- _PAGE EXTRACT_:
General characteristics
- Class & type: Arleigh Burke-class destroyer
- Displacement: 9,217 tons (full load)
- Length: 510 ft (160 m)
- Beam: 66 ft (20 m)
- Propulsion: 4 × General Electric LM2500 gas turbines 100,000 shp (75,000 kW)
- Speed: 31 knots (57 km/h; 36 mph)
- Complement: 380 officers and enlisted
- Armament: Guns:; 1 × 5-inch (127 mm)/62 Mk 45 Mod 4 (lightweight gun); 1 × 20 mm (0.8 in) Phalanx CIWS; 2 × 25 mm (0.98 in) Mk 38 machine gun system; 4 × 0.50 in (12.7 mm) caliber guns; Missiles:; 1 × 32-cell, 1 × 64-cell (96 total cells) Mk 41 vertical launching system (VLS):; RIM-66M surface-to-air missile; RIM-156 surface-to-air missile; RIM-174A Standard ERAM; RIM-161 anti-ballistic missile; RIM-162 ESSM (quad-packed); BGM-109 Tomahawk cruise missile; RUM-139 vertical launch ASROC; Torpedoes:; 2 × Mark 32 triple torpedo tubes:; Mark 46 lightweight torpedo; Mark 50 lightweight torpedo; Mark 54 lightweight torpedo;
- Armor: Kevlar-type armor with steel hull. Numerous passive survivability measures.

- _TASK INSTRUCTIONS_: According to the destroyer specifications above, how many cells does the Mk 41 vertical launching system have in total?

- _DATASET_:
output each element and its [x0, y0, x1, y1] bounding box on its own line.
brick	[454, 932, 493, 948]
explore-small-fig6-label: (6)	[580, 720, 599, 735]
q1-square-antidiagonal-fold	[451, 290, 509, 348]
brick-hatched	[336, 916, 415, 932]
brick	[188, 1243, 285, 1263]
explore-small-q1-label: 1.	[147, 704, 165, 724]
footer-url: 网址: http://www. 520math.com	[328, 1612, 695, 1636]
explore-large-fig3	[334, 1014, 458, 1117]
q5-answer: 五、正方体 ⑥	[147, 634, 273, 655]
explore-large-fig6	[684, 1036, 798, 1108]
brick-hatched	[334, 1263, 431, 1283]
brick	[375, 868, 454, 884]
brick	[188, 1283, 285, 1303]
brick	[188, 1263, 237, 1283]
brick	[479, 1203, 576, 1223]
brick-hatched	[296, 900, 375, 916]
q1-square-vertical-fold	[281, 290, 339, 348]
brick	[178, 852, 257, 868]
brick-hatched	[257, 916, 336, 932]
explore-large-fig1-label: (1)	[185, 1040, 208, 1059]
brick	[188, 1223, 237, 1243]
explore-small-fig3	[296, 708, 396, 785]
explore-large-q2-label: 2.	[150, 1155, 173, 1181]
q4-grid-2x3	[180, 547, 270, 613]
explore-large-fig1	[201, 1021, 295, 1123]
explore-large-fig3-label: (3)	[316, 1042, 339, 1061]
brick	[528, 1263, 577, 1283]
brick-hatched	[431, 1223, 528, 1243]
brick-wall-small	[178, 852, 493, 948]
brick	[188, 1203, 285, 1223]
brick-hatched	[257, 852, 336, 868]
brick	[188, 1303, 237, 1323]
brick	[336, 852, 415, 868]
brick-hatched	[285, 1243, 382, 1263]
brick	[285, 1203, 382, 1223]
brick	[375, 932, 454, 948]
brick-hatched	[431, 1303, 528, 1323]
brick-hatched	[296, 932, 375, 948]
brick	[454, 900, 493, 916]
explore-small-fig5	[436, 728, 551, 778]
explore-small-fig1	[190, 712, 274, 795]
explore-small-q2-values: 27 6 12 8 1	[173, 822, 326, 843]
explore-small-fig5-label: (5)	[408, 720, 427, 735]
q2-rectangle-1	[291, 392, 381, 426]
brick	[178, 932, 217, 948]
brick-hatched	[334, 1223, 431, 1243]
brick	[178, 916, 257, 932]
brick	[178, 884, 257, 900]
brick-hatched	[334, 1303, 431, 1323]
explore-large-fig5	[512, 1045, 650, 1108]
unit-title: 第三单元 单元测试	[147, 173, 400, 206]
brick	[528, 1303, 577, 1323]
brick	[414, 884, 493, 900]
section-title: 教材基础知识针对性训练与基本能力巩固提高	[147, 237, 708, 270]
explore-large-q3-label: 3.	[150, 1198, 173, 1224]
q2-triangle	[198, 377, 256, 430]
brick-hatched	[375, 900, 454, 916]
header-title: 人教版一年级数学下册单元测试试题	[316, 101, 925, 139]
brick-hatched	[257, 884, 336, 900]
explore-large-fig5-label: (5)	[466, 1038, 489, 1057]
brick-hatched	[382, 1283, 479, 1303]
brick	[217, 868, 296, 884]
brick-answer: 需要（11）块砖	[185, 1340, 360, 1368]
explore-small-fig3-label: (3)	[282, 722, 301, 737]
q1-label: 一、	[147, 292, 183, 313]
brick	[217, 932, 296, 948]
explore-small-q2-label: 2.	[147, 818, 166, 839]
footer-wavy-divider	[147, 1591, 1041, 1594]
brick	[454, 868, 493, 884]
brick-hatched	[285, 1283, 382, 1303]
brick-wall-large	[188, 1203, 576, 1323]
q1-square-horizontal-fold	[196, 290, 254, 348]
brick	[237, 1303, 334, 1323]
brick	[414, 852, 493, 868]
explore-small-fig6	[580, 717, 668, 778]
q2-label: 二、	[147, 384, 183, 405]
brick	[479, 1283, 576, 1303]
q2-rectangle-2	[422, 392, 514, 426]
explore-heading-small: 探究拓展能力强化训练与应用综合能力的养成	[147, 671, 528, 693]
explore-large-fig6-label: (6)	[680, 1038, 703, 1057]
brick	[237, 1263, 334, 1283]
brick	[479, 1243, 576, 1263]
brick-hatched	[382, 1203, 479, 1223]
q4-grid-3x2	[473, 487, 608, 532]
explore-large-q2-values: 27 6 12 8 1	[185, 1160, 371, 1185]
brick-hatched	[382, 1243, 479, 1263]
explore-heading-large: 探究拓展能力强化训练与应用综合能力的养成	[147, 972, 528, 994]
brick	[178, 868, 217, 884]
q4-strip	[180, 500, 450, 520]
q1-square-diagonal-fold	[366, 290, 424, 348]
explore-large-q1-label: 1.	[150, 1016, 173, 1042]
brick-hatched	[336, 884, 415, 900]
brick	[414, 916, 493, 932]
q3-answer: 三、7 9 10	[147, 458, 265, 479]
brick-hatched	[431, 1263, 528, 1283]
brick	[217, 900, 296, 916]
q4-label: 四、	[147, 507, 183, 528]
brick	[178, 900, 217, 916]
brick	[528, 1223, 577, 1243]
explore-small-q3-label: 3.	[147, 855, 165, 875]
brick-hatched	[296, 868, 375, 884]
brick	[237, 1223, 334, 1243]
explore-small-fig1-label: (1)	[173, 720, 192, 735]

- _ANSWER SECTION_: 96 cells (one 32-cell and one 64-cell launcher)